Brief> Find the string "Zhang" in the records. Copy each line that has it.

Items from a figure collection:
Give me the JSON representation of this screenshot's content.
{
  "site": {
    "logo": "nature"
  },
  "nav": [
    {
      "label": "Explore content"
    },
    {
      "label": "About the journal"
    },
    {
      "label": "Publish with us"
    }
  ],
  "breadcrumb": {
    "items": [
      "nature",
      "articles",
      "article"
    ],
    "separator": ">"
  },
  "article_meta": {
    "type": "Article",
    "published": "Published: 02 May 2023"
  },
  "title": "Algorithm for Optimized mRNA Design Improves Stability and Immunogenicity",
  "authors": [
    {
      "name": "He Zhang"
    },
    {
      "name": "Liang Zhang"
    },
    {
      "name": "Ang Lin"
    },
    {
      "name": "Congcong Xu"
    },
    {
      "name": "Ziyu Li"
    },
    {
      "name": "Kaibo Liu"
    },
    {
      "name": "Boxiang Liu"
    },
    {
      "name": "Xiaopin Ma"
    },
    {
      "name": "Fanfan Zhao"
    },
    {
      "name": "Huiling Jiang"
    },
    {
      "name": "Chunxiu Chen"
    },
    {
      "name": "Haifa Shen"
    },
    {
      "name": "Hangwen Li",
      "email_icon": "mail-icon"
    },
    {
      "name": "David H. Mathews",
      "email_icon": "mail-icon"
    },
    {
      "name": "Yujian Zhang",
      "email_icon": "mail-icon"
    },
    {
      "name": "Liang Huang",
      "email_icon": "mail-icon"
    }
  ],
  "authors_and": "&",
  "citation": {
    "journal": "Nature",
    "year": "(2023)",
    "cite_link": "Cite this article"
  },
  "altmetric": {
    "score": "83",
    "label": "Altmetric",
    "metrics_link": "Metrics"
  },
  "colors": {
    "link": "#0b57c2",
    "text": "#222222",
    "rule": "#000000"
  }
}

Answer to this exercise>
      "name": "He Zhang"
      "name": "Liang Zhang"
      "name": "Yujian Zhang",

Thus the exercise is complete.